* [STORED ROWS]
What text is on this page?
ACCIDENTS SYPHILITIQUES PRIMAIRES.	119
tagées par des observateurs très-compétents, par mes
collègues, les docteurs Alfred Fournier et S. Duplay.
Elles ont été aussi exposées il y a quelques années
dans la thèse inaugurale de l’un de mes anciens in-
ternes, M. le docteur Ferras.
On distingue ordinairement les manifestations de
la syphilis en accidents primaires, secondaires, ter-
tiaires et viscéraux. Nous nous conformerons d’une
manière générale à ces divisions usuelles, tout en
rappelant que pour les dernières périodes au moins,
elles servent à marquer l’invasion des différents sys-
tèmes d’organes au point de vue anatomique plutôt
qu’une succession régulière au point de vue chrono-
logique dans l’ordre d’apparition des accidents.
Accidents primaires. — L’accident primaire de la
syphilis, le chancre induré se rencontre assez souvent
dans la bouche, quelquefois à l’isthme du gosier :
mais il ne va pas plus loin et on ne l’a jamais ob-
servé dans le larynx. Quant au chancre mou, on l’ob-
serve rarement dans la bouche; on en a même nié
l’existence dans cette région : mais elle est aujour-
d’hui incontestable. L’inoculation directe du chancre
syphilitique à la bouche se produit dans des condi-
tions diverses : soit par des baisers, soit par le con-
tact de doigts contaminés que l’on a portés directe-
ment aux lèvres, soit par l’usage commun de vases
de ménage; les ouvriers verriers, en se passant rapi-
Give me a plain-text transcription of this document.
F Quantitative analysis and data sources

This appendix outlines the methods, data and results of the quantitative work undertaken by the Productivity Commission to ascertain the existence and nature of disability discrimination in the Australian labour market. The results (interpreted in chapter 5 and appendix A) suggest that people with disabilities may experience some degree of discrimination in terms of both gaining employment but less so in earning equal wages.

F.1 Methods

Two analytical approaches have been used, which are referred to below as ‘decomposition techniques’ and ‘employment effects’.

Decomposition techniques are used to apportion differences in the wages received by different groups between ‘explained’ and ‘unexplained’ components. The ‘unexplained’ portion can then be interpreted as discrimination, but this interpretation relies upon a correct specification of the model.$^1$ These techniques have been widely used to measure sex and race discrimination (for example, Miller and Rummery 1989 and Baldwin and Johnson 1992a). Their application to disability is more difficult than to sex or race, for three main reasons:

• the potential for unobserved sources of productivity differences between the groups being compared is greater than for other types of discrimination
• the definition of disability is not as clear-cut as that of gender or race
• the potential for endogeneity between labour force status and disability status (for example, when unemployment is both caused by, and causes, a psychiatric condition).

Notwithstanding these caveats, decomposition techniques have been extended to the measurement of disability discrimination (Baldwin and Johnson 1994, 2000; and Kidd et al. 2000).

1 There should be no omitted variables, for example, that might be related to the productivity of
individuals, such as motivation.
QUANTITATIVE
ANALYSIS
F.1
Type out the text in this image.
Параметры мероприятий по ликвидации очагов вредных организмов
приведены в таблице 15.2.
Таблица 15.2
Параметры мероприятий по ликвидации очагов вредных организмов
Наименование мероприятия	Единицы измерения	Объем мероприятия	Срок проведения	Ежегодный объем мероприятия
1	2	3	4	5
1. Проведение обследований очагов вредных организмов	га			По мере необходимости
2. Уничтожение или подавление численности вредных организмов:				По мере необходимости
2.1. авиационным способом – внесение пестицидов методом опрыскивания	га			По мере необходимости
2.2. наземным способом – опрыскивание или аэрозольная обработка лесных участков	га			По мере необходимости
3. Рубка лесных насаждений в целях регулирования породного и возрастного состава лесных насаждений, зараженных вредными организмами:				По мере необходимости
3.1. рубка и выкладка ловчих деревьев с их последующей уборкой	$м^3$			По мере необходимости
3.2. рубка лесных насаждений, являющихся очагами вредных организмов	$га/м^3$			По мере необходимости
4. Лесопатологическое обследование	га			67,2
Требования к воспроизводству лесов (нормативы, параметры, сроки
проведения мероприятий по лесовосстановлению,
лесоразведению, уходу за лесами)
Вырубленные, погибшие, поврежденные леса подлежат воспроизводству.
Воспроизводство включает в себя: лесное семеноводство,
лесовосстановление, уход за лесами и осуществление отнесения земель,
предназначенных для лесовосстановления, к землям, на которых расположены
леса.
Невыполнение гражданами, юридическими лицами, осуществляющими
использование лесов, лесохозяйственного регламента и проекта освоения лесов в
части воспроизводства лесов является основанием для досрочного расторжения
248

* [TASK DETAILS] For each line of the entries that includes "text", show that line.

* [SOLUTION FOR THIS EXERCISE]
What text is on this page?
Give me a plain-text transcription of this document.
Type out the text in this image.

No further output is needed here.